An interview was conducted with the Director of Clinical Services (DCS) DD on 11/5/24 at 12:00 p.m. in the intake room. DCS DD stated that she does remember P1 due to the high quality of his prosthetic leg. DCS DD stated that during a flash (group huddle with employees where discussions are held) meeting, It was discussed that P1 was threatening to remove his leg and hit people with it. The prosthetic leg was removed and taken from P1 and he was given a wheelchair. DCS DD stated that the leg was stored on the unit in a storage area. DCS DD stated that she remembers the leg stored on the unit because it needed to be charged so it would be ready for patient upon discharge. DCS DD stated that Milieu Manager (MM) EE walked P1 to his vehicle upon discharge and the patient was wearing his leg.


An interview with MM EE was conducted on 11/5/24 at 12:50 p.m. in the intake room. MM EE stated that she remembers P1 being verbally aggressive and having a physical altercation with a female patient on the unit and he threatened to harm others with his prosthetic leg. MM EE stated that when P1 Prosthetic leg was removed it was placed in the belongings closet that is locked and only the supervisor on duty has the key. MM EE stated that once the leg was taken from P1 he was given a wheelchair, and the prosthetic leg should have been logged on his Belongings/Valuables Form in his chart. MM EE stated that upon discharge with all his belongings, P1 had his prosthetic leg on and she walked him to the minivan that he was driving parked on the left side of the facility.


An interview was conducted with MHA GG on 11/5/24 at 2:00 p.m. in the intake room. MHA GG stated that she did remember P1 and he was very easily agitated due to not having his leg and verbally aggressive. MHA GG stated that P1 had his prosthetic leg taken because he was threatening to harm others. MHA GG stated that P1 kept reiterating that he needed his leg charged so it would be ready when he was discharged. MHA GG stated that P1 Prosthetic leg was locked in the valuables closet and only supervisors had the keys to that room. MHA GG also stated that anything taken from a patient on admission or while on the unit should be listed on the Belongings/Valuable Form in the patient's chart.

> Problem to solve
Continue the interview notes on the patient's prosthetic leg from the point where they stop.

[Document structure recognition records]
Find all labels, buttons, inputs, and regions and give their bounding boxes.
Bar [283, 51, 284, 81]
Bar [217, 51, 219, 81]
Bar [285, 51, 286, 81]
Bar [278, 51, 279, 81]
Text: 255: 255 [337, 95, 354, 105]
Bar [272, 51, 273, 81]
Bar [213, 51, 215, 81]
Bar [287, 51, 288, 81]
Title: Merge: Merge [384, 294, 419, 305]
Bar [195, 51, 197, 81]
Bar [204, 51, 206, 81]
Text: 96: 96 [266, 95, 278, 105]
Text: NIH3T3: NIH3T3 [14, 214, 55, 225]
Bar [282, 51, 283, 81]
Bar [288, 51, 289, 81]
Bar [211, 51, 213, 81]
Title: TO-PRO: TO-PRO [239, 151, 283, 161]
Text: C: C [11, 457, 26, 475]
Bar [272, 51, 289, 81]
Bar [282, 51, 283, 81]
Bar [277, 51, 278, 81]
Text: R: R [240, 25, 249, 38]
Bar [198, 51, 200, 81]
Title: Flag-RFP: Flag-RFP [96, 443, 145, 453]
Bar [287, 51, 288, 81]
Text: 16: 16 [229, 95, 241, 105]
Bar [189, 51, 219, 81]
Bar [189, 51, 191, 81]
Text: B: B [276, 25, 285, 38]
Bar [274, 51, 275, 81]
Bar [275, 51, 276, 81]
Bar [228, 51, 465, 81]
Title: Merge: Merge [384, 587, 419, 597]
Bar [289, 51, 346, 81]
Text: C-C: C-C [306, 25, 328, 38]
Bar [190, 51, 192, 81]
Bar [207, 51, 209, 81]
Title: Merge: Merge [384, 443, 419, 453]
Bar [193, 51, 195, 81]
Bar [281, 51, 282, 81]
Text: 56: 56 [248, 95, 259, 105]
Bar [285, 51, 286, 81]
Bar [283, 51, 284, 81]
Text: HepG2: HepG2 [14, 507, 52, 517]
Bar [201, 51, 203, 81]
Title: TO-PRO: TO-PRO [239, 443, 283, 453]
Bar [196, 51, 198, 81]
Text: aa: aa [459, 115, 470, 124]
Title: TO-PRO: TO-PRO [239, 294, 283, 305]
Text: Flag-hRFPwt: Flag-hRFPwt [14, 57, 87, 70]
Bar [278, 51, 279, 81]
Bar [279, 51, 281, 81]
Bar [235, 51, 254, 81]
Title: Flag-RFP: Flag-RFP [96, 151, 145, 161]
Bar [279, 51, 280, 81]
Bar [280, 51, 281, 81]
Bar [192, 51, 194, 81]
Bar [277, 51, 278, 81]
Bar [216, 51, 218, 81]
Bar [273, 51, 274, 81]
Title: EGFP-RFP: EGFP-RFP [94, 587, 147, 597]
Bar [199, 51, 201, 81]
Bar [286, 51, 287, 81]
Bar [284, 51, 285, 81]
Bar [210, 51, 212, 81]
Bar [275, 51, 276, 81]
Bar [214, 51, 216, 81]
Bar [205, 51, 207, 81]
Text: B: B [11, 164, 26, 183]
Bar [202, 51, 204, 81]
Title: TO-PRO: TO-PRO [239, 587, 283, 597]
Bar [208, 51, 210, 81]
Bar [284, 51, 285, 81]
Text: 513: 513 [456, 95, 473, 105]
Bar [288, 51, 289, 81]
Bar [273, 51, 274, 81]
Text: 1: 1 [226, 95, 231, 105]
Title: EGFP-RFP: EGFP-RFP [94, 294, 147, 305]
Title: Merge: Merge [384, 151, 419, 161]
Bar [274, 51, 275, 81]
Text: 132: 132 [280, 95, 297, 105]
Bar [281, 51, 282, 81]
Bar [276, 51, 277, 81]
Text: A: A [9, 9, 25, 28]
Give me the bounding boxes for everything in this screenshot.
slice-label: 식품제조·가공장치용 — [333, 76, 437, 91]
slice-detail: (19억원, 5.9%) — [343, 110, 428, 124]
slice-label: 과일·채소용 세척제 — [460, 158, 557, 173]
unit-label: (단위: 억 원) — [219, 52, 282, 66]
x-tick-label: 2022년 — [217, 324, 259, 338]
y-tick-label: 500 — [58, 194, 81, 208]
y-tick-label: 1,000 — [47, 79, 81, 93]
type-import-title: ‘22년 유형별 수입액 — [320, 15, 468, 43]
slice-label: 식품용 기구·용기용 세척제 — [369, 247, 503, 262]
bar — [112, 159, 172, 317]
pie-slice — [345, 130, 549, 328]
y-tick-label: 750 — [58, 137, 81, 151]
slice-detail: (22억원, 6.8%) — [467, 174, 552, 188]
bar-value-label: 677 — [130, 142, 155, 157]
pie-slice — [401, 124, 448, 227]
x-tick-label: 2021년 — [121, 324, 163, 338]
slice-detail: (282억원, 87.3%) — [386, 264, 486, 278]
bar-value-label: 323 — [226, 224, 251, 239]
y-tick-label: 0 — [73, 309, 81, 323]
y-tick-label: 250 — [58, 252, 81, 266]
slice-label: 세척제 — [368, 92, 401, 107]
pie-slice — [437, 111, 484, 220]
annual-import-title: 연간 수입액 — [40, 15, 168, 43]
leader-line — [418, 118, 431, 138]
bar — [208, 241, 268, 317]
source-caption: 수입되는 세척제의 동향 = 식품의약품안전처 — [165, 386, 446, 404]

> Exercise response
An interview was conducted with Medical Assistant/Social Worker (MASW) HH on 11/5/24 at 3:00 p.m. in the intake room. MASW HH did remember P! and stated that she remembered his leg being taken from him because he was trying to use it as a weapon. MASW HH stated that P1 was given a wheelchair, and he was still showing signs of aggression. MASW HH stated that the Prosthetic leg was at the Nurses station, and it was being charged. MASW HH further stated that P1 would not have left without his leg because he drove himself to the facility.


A telephone interview was conducted with Patient Advocate (PA) LL on 11/8/24 at 11:45 a.m. PA LL stated that he received a message that P#1 wanted to speak with him and when he had his first encounter with P#1 it was very short. PA LL stated that prior to him getting to the unit something took place between P#1 and a new male staff member that had P#1 extremely upset so nothing was established on that visit. PA LL stated that he spoke with P#1 the next day and he was calmer and seemed to need someone to talk to. PA LL stated that P1 did not complain about anything he just seemed to be really depressed about not being able to take care of himself and he appeared to just need someone to talk to.

PA LL stated that on 9/19/24 at 2:00 p.m. he received a call from P#1's Case Manager (CM) stating that P#1 had called her and stated that he was not given his prosthetic leg back when he was discharged from the facility on 8/27/24. PA LL stated that he spoke with nursing staff and MM EE, and everyone stated that P#1 was given his leg back on discharge. PA LL also spoke with DCS DD, and she stated that she made sure his phone was fully charged so it could be used to synchronize with P#1's prosthetic leg upon discharge. PA LL stated that after he spoke with several different staff members, he called P#1's CM and left her a voicemail of his findings and CM never returned or responded to his phone call.